Supplied information.
Start
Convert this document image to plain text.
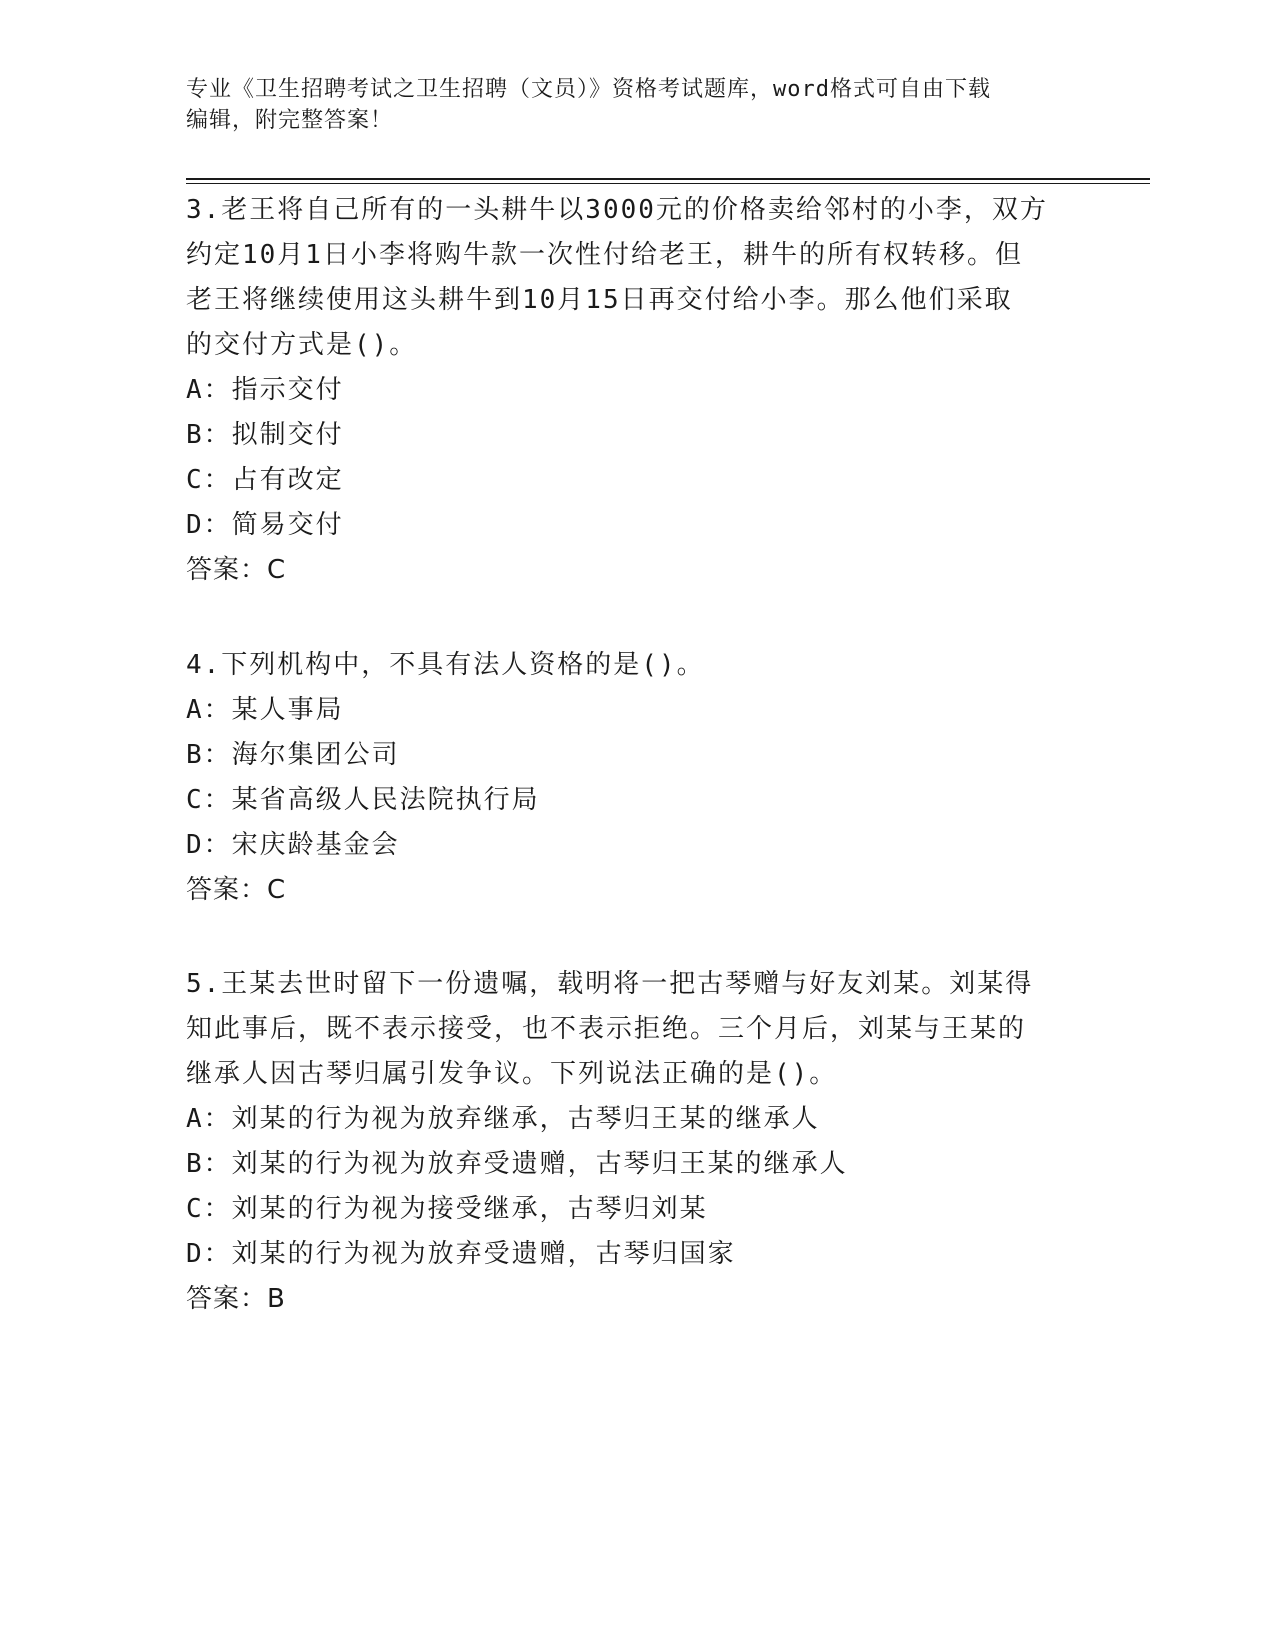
专业《卫生招聘考试之卫生招聘（文员）》资格考试题库，word格式可自由下载
编辑，附完整答案！
3.老王将自己所有的一头耕牛以3000元的价格卖给邻村的小李，双方
约定10月1日小李将购牛款一次性付给老王，耕牛的所有权转移。但
老王将继续使用这头耕牛到10月15日再交付给小李。那么他们采取
的交付方式是()。
A：指示交付
B：拟制交付
C：占有改定
D：简易交付
答案：C
4.下列机构中，不具有法人资格的是()。
A：某人事局
B：海尔集团公司
C：某省高级人民法院执行局
D：宋庆龄基金会
答案：C
5.王某去世时留下一份遗嘱，载明将一把古琴赠与好友刘某。刘某得
知此事后，既不表示接受，也不表示拒绝。三个月后，刘某与王某的
继承人因古琴归属引发争议。下列说法正确的是()。
A：刘某的行为视为放弃继承，古琴归王某的继承人
B：刘某的行为视为放弃受遗赠，古琴归王某的继承人
C：刘某的行为视为接受继承，古琴归刘某
D：刘某的行为视为放弃受遗赠，古琴归国家
答案：B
End
The exercise. Return all of the data exactly as written, and drop the pictures.

Exercise result.
Convert this document image to plain text.
专业《卫生招聘考试之卫生招聘（文员）》资格考试题库，word格式可自由下载
编辑，附完整答案！
3.老王将自己所有的一头耕牛以3000元的价格卖给邻村的小李，双方
约定10月1日小李将购牛款一次性付给老王，耕牛的所有权转移。但
老王将继续使用这头耕牛到10月15日再交付给小李。那么他们采取
的交付方式是()。
A：指示交付
B：拟制交付
C：占有改定
D：简易交付
答案：C
4.下列机构中，不具有法人资格的是()。
A：某人事局
B：海尔集团公司
C：某省高级人民法院执行局
D：宋庆龄基金会
答案：C
5.王某去世时留下一份遗嘱，载明将一把古琴赠与好友刘某。刘某得
知此事后，既不表示接受，也不表示拒绝。三个月后，刘某与王某的
继承人因古琴归属引发争议。下列说法正确的是()。
A：刘某的行为视为放弃继承，古琴归王某的继承人
B：刘某的行为视为放弃受遗赠，古琴归王某的继承人
C：刘某的行为视为接受继承，古琴归刘某
D：刘某的行为视为放弃受遗赠，古琴归国家
答案：B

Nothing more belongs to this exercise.